> GOAL OF THE EXERCISE:
Update the data below by replacing each occurrence of "matrix-cell" with "grid-cell", and leave everything else unchanged.

Listings of boxed layout items:
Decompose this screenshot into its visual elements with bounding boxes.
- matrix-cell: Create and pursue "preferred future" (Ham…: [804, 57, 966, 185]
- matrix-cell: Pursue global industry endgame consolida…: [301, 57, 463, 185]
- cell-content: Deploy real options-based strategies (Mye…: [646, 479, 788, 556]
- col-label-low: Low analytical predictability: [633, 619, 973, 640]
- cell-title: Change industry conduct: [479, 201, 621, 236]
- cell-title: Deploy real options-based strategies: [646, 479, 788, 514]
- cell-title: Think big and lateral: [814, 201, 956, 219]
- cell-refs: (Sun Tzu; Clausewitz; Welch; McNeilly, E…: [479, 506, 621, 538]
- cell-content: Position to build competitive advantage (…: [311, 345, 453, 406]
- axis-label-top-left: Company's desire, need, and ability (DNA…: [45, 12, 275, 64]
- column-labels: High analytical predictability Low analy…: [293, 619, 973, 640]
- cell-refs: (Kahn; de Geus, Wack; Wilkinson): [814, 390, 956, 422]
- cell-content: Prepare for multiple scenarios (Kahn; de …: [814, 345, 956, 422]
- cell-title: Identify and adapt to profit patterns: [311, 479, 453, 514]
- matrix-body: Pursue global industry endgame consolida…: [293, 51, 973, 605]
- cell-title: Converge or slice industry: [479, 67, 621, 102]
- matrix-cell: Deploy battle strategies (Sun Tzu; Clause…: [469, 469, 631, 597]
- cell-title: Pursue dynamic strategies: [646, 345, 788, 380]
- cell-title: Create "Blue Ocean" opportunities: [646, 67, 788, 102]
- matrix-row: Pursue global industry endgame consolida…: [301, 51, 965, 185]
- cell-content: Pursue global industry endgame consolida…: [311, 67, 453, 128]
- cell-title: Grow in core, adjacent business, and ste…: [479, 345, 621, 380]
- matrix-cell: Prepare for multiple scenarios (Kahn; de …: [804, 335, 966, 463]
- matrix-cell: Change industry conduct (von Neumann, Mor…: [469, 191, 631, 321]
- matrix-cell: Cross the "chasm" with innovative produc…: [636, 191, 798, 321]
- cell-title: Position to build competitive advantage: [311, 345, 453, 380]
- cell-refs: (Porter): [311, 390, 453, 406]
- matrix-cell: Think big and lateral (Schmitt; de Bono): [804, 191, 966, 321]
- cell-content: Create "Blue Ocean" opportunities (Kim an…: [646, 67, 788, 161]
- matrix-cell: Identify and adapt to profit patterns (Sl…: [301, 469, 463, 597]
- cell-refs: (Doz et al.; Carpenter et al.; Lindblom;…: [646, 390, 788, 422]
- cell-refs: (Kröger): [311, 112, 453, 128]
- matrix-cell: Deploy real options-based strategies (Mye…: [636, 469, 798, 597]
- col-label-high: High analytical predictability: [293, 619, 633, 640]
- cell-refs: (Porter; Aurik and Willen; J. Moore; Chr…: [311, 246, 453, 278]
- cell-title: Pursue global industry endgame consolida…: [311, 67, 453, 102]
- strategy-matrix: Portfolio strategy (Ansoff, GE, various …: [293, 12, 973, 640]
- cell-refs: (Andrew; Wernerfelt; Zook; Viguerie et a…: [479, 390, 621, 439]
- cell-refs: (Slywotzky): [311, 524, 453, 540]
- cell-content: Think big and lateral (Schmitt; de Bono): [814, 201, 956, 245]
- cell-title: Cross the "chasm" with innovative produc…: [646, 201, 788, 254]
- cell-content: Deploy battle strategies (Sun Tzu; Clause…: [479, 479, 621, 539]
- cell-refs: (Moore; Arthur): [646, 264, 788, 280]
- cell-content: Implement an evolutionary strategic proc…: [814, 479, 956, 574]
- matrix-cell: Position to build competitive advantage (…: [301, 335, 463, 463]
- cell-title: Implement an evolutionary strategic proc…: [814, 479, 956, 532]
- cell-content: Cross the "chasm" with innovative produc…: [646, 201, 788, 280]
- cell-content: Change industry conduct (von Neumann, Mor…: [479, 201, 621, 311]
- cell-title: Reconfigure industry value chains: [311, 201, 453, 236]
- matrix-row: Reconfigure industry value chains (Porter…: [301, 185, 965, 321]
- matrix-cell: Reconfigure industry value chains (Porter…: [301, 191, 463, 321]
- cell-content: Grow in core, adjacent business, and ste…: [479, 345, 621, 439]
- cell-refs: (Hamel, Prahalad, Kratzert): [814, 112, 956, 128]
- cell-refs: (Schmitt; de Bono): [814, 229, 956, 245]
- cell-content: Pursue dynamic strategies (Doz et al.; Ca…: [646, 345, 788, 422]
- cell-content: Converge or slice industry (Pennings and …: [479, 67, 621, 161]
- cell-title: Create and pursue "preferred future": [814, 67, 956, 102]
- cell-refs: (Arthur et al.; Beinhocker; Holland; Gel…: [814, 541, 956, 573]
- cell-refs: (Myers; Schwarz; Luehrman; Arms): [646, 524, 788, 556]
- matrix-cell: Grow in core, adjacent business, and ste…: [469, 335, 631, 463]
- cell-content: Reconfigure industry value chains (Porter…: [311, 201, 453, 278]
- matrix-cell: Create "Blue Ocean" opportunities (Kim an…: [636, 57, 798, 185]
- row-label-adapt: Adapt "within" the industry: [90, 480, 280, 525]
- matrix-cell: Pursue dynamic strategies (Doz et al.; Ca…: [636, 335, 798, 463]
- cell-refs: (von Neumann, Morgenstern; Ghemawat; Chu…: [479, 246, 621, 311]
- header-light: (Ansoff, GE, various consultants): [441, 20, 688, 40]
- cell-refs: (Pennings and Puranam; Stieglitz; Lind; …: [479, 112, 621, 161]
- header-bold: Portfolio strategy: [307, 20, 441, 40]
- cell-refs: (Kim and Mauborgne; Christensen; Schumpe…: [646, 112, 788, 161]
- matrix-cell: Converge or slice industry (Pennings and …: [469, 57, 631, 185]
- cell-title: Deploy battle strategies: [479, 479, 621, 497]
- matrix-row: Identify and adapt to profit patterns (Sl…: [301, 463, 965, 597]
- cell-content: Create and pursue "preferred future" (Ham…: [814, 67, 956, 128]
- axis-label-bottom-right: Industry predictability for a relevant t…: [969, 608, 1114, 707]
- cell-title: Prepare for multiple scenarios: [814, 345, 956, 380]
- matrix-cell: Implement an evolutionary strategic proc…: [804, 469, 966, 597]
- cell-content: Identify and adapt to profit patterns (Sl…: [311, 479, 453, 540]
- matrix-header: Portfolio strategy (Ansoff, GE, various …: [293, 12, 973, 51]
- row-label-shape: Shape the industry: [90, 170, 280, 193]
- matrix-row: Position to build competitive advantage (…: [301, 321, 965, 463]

> TASK RESPONSE:
Decompose this screenshot into its visual elements with bounding boxes.
- grid-cell: Create and pursue "preferred future" (Ham…: [804, 57, 966, 185]
- grid-cell: Pursue global industry endgame consolida…: [301, 57, 463, 185]
- cell-content: Deploy real options-based strategies (Mye…: [646, 479, 788, 556]
- col-label-low: Low analytical predictability: [633, 619, 973, 640]
- cell-title: Change industry conduct: [479, 201, 621, 236]
- cell-title: Deploy real options-based strategies: [646, 479, 788, 514]
- cell-title: Think big and lateral: [814, 201, 956, 219]
- cell-refs: (Sun Tzu; Clausewitz; Welch; McNeilly, E…: [479, 506, 621, 538]
- cell-content: Position to build competitive advantage (…: [311, 345, 453, 406]
- axis-label-top-left: Company's desire, need, and ability (DNA…: [45, 12, 275, 64]
- column-labels: High analytical predictability Low analy…: [293, 619, 973, 640]
- cell-refs: (Kahn; de Geus, Wack; Wilkinson): [814, 390, 956, 422]
- cell-content: Prepare for multiple scenarios (Kahn; de …: [814, 345, 956, 422]
- cell-title: Identify and adapt to profit patterns: [311, 479, 453, 514]
- matrix-body: Pursue global industry endgame consolida…: [293, 51, 973, 605]
- cell-title: Converge or slice industry: [479, 67, 621, 102]
- grid-cell: Deploy battle strategies (Sun Tzu; Clause…: [469, 469, 631, 597]
- cell-title: Pursue dynamic strategies: [646, 345, 788, 380]
- cell-title: Create "Blue Ocean" opportunities: [646, 67, 788, 102]
- matrix-row: Pursue global industry endgame consolida…: [301, 51, 965, 185]
- cell-content: Pursue global industry endgame consolida…: [311, 67, 453, 128]
- cell-title: Grow in core, adjacent business, and ste…: [479, 345, 621, 380]
- grid-cell: Prepare for multiple scenarios (Kahn; de …: [804, 335, 966, 463]
- grid-cell: Change industry conduct (von Neumann, Mor…: [469, 191, 631, 321]
- grid-cell: Cross the "chasm" with innovative produc…: [636, 191, 798, 321]
- cell-title: Position to build competitive advantage: [311, 345, 453, 380]
- cell-refs: (Porter): [311, 390, 453, 406]
- grid-cell: Think big and lateral (Schmitt; de Bono): [804, 191, 966, 321]
- cell-content: Create "Blue Ocean" opportunities (Kim an…: [646, 67, 788, 161]
- grid-cell: Identify and adapt to profit patterns (Sl…: [301, 469, 463, 597]
- cell-refs: (Doz et al.; Carpenter et al.; Lindblom;…: [646, 390, 788, 422]
- cell-refs: (Kröger): [311, 112, 453, 128]
- grid-cell: Deploy real options-based strategies (Mye…: [636, 469, 798, 597]
- col-label-high: High analytical predictability: [293, 619, 633, 640]
- cell-refs: (Porter; Aurik and Willen; J. Moore; Chr…: [311, 246, 453, 278]
- cell-title: Pursue global industry endgame consolida…: [311, 67, 453, 102]
- strategy-matrix: Portfolio strategy (Ansoff, GE, various …: [293, 12, 973, 640]
- cell-refs: (Andrew; Wernerfelt; Zook; Viguerie et a…: [479, 390, 621, 439]
- cell-refs: (Slywotzky): [311, 524, 453, 540]
- cell-content: Think big and lateral (Schmitt; de Bono): [814, 201, 956, 245]
- cell-title: Cross the "chasm" with innovative produc…: [646, 201, 788, 254]
- cell-content: Deploy battle strategies (Sun Tzu; Clause…: [479, 479, 621, 539]
- cell-refs: (Moore; Arthur): [646, 264, 788, 280]
- cell-content: Implement an evolutionary strategic proc…: [814, 479, 956, 574]
- grid-cell: Position to build competitive advantage (…: [301, 335, 463, 463]
- cell-title: Implement an evolutionary strategic proc…: [814, 479, 956, 532]
- cell-content: Cross the "chasm" with innovative produc…: [646, 201, 788, 280]
- cell-content: Change industry conduct (von Neumann, Mor…: [479, 201, 621, 311]
- cell-title: Reconfigure industry value chains: [311, 201, 453, 236]
- matrix-row: Reconfigure industry value chains (Porter…: [301, 185, 965, 321]
- grid-cell: Reconfigure industry value chains (Porter…: [301, 191, 463, 321]
- cell-content: Grow in core, adjacent business, and ste…: [479, 345, 621, 439]
- cell-refs: (Hamel, Prahalad, Kratzert): [814, 112, 956, 128]
- cell-refs: (Schmitt; de Bono): [814, 229, 956, 245]
- cell-content: Pursue dynamic strategies (Doz et al.; Ca…: [646, 345, 788, 422]
- cell-content: Converge or slice industry (Pennings and …: [479, 67, 621, 161]
- cell-title: Create and pursue "preferred future": [814, 67, 956, 102]
- cell-refs: (Arthur et al.; Beinhocker; Holland; Gel…: [814, 541, 956, 573]
- cell-refs: (Myers; Schwarz; Luehrman; Arms): [646, 524, 788, 556]
- grid-cell: Grow in core, adjacent business, and ste…: [469, 335, 631, 463]
- cell-content: Reconfigure industry value chains (Porter…: [311, 201, 453, 278]
- grid-cell: Create "Blue Ocean" opportunities (Kim an…: [636, 57, 798, 185]
- row-label-adapt: Adapt "within" the industry: [90, 480, 280, 525]
- grid-cell: Pursue dynamic strategies (Doz et al.; Ca…: [636, 335, 798, 463]
- cell-refs: (von Neumann, Morgenstern; Ghemawat; Chu…: [479, 246, 621, 311]
- header-light: (Ansoff, GE, various consultants): [441, 20, 688, 40]
- cell-refs: (Pennings and Puranam; Stieglitz; Lind; …: [479, 112, 621, 161]
- header-bold: Portfolio strategy: [307, 20, 441, 40]
- cell-refs: (Kim and Mauborgne; Christensen; Schumpe…: [646, 112, 788, 161]
- grid-cell: Converge or slice industry (Pennings and …: [469, 57, 631, 185]
- cell-title: Deploy battle strategies: [479, 479, 621, 497]
- matrix-row: Identify and adapt to profit patterns (Sl…: [301, 463, 965, 597]
- cell-content: Create and pursue "preferred future" (Ham…: [814, 67, 956, 128]
- axis-label-bottom-right: Industry predictability for a relevant t…: [969, 608, 1114, 707]
- cell-title: Prepare for multiple scenarios: [814, 345, 956, 380]
- grid-cell: Implement an evolutionary strategic proc…: [804, 469, 966, 597]
- cell-content: Identify and adapt to profit patterns (Sl…: [311, 479, 453, 540]
- matrix-header: Portfolio strategy (Ansoff, GE, various …: [293, 12, 973, 51]
- row-label-shape: Shape the industry: [90, 170, 280, 193]
- matrix-row: Position to build competitive advantage (…: [301, 321, 965, 463]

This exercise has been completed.